▶ [RECORDS]:
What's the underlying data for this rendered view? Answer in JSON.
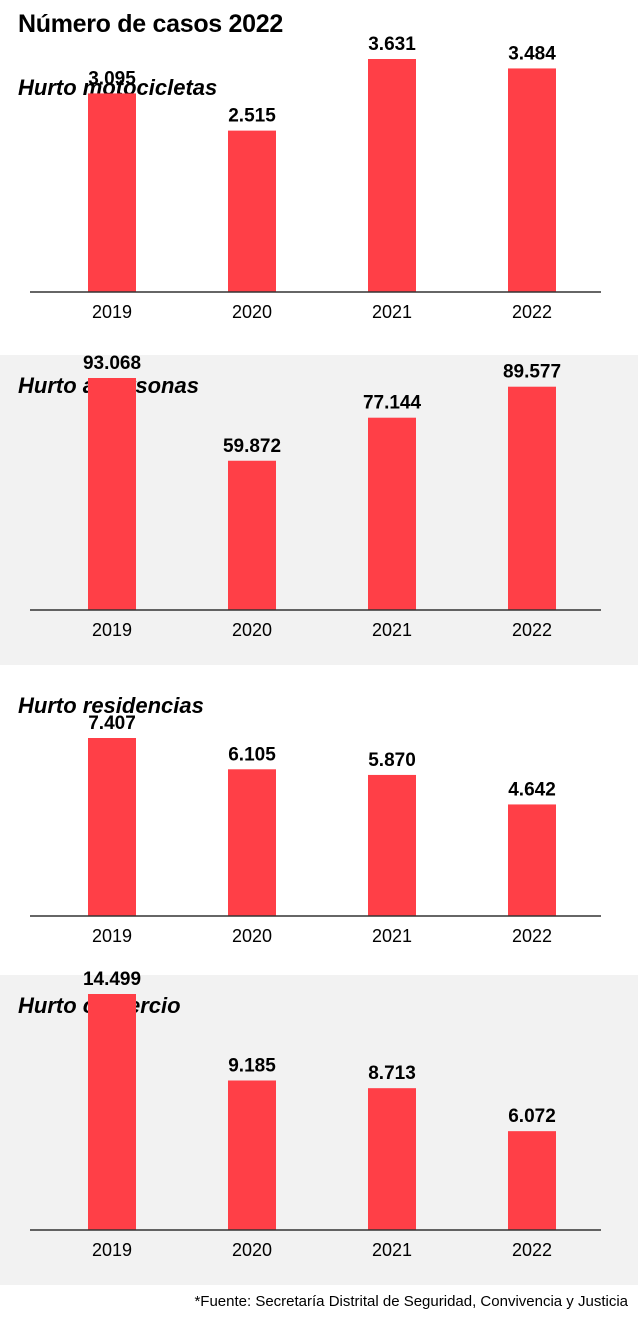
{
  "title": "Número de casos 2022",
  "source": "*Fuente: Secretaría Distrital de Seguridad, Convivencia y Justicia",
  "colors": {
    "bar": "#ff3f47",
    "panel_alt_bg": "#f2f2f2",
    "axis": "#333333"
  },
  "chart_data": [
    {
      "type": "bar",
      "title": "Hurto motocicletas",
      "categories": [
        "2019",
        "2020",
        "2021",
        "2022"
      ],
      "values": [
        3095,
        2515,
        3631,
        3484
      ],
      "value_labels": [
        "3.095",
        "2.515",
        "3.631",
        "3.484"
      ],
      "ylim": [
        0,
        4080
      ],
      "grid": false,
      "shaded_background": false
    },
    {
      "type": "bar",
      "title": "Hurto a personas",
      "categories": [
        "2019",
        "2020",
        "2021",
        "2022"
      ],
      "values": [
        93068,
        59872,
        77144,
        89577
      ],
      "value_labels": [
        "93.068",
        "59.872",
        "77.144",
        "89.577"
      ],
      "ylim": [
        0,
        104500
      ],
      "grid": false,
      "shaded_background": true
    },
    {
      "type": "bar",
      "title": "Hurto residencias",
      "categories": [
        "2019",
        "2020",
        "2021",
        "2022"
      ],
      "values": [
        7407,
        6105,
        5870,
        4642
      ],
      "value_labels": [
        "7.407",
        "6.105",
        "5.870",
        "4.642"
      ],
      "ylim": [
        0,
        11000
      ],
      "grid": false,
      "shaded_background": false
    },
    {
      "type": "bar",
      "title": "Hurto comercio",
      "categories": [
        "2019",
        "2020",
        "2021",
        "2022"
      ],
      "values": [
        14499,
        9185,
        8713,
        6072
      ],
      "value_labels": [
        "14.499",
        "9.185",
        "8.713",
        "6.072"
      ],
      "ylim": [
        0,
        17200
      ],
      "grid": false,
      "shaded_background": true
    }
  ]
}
--
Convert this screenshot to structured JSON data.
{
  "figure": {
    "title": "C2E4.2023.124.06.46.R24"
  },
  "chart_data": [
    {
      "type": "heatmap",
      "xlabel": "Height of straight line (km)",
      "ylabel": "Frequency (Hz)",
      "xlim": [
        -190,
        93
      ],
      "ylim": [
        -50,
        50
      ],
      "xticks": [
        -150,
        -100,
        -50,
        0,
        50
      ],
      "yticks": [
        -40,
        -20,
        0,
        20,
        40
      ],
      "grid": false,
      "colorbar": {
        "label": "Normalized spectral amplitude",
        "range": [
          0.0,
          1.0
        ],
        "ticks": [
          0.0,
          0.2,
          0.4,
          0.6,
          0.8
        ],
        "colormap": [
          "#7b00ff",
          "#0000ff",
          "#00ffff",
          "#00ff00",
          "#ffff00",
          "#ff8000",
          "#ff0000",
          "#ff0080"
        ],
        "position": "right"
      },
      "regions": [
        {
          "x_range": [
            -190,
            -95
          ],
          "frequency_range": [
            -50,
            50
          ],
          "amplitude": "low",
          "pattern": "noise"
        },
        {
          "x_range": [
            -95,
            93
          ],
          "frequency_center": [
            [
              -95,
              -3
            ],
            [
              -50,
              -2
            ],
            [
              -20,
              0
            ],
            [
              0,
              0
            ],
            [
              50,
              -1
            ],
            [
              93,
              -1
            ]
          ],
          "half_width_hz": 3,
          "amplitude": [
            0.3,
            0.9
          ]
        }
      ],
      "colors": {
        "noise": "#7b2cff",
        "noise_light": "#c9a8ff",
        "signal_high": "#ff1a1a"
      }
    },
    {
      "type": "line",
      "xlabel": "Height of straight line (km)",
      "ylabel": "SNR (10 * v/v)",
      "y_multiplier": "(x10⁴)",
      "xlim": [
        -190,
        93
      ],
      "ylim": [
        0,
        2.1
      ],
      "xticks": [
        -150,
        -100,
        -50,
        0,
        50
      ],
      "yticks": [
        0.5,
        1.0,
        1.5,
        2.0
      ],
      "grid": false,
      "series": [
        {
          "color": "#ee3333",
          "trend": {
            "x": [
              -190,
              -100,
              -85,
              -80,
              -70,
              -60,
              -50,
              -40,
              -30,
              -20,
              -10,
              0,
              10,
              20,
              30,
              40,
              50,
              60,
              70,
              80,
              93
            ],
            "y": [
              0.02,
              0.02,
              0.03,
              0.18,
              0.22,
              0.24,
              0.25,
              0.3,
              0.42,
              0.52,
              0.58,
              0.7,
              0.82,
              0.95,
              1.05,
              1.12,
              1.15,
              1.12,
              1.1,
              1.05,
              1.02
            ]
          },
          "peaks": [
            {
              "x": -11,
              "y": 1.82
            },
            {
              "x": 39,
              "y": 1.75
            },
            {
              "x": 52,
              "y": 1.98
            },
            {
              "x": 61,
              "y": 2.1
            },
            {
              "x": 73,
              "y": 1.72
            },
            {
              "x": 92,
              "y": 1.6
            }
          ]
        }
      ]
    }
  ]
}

▶ [REQUIREMENT]:
Write out every line of the data that holds the word "ylabel".

▶ [COMPLETE RESPONSE]:
      "ylabel": "Frequency (Hz)",
      "ylabel": "SNR (10 * v/v)",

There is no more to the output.